* _DIRECTIONS_: Your task is to reproduce the entries below word for word.
═══ STORED RECORDS
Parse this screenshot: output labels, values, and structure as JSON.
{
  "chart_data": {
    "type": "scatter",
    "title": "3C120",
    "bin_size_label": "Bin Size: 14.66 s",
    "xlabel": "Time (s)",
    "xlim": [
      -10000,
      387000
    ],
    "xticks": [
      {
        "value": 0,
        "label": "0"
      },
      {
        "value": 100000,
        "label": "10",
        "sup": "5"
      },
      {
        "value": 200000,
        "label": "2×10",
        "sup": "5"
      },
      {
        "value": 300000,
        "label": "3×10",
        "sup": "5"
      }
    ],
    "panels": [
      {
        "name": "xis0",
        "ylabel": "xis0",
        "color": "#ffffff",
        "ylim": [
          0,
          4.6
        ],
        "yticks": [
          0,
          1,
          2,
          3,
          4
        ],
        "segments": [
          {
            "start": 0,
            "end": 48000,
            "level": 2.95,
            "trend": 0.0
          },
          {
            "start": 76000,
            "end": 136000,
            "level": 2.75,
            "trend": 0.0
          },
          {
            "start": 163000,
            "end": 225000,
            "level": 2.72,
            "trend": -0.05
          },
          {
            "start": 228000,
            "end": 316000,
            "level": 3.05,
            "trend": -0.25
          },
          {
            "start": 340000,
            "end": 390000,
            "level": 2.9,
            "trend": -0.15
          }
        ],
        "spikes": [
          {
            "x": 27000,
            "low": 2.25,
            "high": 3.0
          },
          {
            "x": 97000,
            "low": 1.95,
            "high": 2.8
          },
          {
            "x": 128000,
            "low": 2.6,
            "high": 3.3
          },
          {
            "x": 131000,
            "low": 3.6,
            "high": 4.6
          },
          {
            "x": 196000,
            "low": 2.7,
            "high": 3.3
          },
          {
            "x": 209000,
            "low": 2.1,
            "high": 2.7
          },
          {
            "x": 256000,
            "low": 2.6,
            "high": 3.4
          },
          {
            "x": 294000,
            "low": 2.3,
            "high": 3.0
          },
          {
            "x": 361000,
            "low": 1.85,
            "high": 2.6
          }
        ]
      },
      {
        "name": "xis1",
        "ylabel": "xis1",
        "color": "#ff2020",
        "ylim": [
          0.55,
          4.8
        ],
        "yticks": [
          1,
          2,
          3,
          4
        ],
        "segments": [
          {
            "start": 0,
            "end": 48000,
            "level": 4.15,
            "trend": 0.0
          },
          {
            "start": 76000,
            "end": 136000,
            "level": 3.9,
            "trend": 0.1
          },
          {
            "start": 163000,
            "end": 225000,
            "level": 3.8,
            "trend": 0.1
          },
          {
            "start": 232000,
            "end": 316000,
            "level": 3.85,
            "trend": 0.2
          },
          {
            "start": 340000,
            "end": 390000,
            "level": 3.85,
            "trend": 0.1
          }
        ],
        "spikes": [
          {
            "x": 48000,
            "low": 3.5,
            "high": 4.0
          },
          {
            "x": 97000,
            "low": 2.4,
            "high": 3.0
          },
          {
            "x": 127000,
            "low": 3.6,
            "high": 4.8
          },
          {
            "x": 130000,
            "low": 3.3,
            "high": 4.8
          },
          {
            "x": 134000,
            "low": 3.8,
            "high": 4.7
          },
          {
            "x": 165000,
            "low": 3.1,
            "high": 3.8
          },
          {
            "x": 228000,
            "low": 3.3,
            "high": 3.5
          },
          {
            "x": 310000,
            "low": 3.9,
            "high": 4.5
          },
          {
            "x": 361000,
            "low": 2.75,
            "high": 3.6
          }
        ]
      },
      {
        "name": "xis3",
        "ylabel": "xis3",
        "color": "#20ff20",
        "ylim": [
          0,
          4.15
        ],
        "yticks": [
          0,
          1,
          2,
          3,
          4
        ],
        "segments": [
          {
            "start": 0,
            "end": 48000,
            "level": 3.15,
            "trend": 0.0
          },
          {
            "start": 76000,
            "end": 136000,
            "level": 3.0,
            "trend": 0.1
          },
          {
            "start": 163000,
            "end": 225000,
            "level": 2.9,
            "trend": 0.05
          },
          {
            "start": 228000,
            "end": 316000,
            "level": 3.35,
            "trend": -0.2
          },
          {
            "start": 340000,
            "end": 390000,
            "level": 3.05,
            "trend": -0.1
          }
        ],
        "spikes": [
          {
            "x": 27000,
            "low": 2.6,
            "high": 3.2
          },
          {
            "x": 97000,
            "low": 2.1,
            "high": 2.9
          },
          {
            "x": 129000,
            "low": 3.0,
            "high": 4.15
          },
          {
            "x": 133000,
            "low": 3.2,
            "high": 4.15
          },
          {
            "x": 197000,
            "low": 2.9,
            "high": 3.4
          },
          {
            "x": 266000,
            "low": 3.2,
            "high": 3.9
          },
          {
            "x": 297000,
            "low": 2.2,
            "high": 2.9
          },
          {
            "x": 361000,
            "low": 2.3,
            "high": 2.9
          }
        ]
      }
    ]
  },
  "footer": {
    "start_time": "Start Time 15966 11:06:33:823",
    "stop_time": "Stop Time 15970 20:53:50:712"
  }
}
══════
* _REPLY TO THE TASK_:
Parse this screenshot: output labels, values, and structure as JSON.
{
  "chart_data": {
    "type": "scatter",
    "title": "3C120",
    "bin_size_label": "Bin Size: 14.66 s",
    "xlabel": "Time (s)",
    "xlim": [
      -10000,
      387000
    ],
    "xticks": [
      {
        "value": 0,
        "label": "0"
      },
      {
        "value": 100000,
        "label": "10",
        "sup": "5"
      },
      {
        "value": 200000,
        "label": "2×10",
        "sup": "5"
      },
      {
        "value": 300000,
        "label": "3×10",
        "sup": "5"
      }
    ],
    "panels": [
      {
        "name": "xis0",
        "ylabel": "xis0",
        "color": "#ffffff",
        "ylim": [
          0,
          4.6
        ],
        "yticks": [
          0,
          1,
          2,
          3,
          4
        ],
        "segments": [
          {
            "start": 0,
            "end": 48000,
            "level": 2.95,
            "trend": 0.0
          },
          {
            "start": 76000,
            "end": 136000,
            "level": 2.75,
            "trend": 0.0
          },
          {
            "start": 163000,
            "end": 225000,
            "level": 2.72,
            "trend": -0.05
          },
          {
            "start": 228000,
            "end": 316000,
            "level": 3.05,
            "trend": -0.25
          },
          {
            "start": 340000,
            "end": 390000,
            "level": 2.9,
            "trend": -0.15
          }
        ],
        "spikes": [
          {
            "x": 27000,
            "low": 2.25,
            "high": 3.0
          },
          {
            "x": 97000,
            "low": 1.95,
            "high": 2.8
          },
          {
            "x": 128000,
            "low": 2.6,
            "high": 3.3
          },
          {
            "x": 131000,
            "low": 3.6,
            "high": 4.6
          },
          {
            "x": 196000,
            "low": 2.7,
            "high": 3.3
          },
          {
            "x": 209000,
            "low": 2.1,
            "high": 2.7
          },
          {
            "x": 256000,
            "low": 2.6,
            "high": 3.4
          },
          {
            "x": 294000,
            "low": 2.3,
            "high": 3.0
          },
          {
            "x": 361000,
            "low": 1.85,
            "high": 2.6
          }
        ]
      },
      {
        "name": "xis1",
        "ylabel": "xis1",
        "color": "#ff2020",
        "ylim": [
          0.55,
          4.8
        ],
        "yticks": [
          1,
          2,
          3,
          4
        ],
        "segments": [
          {
            "start": 0,
            "end": 48000,
            "level": 4.15,
            "trend": 0.0
          },
          {
            "start": 76000,
            "end": 136000,
            "level": 3.9,
            "trend": 0.1
          },
          {
            "start": 163000,
            "end": 225000,
            "level": 3.8,
            "trend": 0.1
          },
          {
            "start": 232000,
            "end": 316000,
            "level": 3.85,
            "trend": 0.2
          },
          {
            "start": 340000,
            "end": 390000,
            "level": 3.85,
            "trend": 0.1
          }
        ],
        "spikes": [
          {
            "x": 48000,
            "low": 3.5,
            "high": 4.0
          },
          {
            "x": 97000,
            "low": 2.4,
            "high": 3.0
          },
          {
            "x": 127000,
            "low": 3.6,
            "high": 4.8
          },
          {
            "x": 130000,
            "low": 3.3,
            "high": 4.8
          },
          {
            "x": 134000,
            "low": 3.8,
            "high": 4.7
          },
          {
            "x": 165000,
            "low": 3.1,
            "high": 3.8
          },
          {
            "x": 228000,
            "low": 3.3,
            "high": 3.5
          },
          {
            "x": 310000,
            "low": 3.9,
            "high": 4.5
          },
          {
            "x": 361000,
            "low": 2.75,
            "high": 3.6
          }
        ]
      },
      {
        "name": "xis3",
        "ylabel": "xis3",
        "color": "#20ff20",
        "ylim": [
          0,
          4.15
        ],
        "yticks": [
          0,
          1,
          2,
          3,
          4
        ],
        "segments": [
          {
            "start": 0,
            "end": 48000,
            "level": 3.15,
            "trend": 0.0
          },
          {
            "start": 76000,
            "end": 136000,
            "level": 3.0,
            "trend": 0.1
          },
          {
            "start": 163000,
            "end": 225000,
            "level": 2.9,
            "trend": 0.05
          },
          {
            "start": 228000,
            "end": 316000,
            "level": 3.35,
            "trend": -0.2
          },
          {
            "start": 340000,
            "end": 390000,
            "level": 3.05,
            "trend": -0.1
          }
        ],
        "spikes": [
          {
            "x": 27000,
            "low": 2.6,
            "high": 3.2
          },
          {
            "x": 97000,
            "low": 2.1,
            "high": 2.9
          },
          {
            "x": 129000,
            "low": 3.0,
            "high": 4.15
          },
          {
            "x": 133000,
            "low": 3.2,
            "high": 4.15
          },
          {
            "x": 197000,
            "low": 2.9,
            "high": 3.4
          },
          {
            "x": 266000,
            "low": 3.2,
            "high": 3.9
          },
          {
            "x": 297000,
            "low": 2.2,
            "high": 2.9
          },
          {
            "x": 361000,
            "low": 2.3,
            "high": 2.9
          }
        ]
      }
    ]
  },
  "footer": {
    "start_time": "Start Time 15966 11:06:33:823",
    "stop_time": "Stop Time 15970 20:53:50:712"
  }
}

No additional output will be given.